**Collected data entries**
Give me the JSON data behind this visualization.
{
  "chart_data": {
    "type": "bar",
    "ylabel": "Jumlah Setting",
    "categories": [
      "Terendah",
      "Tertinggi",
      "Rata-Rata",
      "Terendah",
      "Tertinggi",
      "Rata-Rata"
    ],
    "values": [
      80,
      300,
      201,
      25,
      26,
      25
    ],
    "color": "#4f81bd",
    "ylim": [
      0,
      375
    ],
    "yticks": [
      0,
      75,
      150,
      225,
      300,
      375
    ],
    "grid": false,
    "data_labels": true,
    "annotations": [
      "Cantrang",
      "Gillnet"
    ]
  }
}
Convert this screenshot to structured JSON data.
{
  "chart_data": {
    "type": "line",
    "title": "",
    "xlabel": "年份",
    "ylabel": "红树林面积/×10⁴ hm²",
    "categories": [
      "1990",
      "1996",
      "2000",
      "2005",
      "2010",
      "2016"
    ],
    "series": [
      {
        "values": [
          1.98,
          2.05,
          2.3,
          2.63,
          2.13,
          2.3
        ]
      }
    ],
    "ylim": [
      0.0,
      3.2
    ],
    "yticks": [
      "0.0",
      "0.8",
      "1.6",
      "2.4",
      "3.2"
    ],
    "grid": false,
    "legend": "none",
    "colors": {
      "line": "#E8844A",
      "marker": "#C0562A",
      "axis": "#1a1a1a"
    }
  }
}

**EXERCISE DESCRIPTION**
Output each entry precisely as given.

**WRITTEN REPLY**
Give me the JSON data behind this visualization.
{
  "chart_data": {
    "type": "bar",
    "ylabel": "Jumlah Setting",
    "categories": [
      "Terendah",
      "Tertinggi",
      "Rata-Rata",
      "Terendah",
      "Tertinggi",
      "Rata-Rata"
    ],
    "values": [
      80,
      300,
      201,
      25,
      26,
      25
    ],
    "color": "#4f81bd",
    "ylim": [
      0,
      375
    ],
    "yticks": [
      0,
      75,
      150,
      225,
      300,
      375
    ],
    "grid": false,
    "data_labels": true,
    "annotations": [
      "Cantrang",
      "Gillnet"
    ]
  }
}
Convert this screenshot to structured JSON data.
{
  "chart_data": {
    "type": "line",
    "title": "",
    "xlabel": "年份",
    "ylabel": "红树林面积/×10⁴ hm²",
    "categories": [
      "1990",
      "1996",
      "2000",
      "2005",
      "2010",
      "2016"
    ],
    "series": [
      {
        "values": [
          1.98,
          2.05,
          2.3,
          2.63,
          2.13,
          2.3
        ]
      }
    ],
    "ylim": [
      0.0,
      3.2
    ],
    "yticks": [
      "0.0",
      "0.8",
      "1.6",
      "2.4",
      "3.2"
    ],
    "grid": false,
    "legend": "none",
    "colors": {
      "line": "#E8844A",
      "marker": "#C0562A",
      "axis": "#1a1a1a"
    }
  }
}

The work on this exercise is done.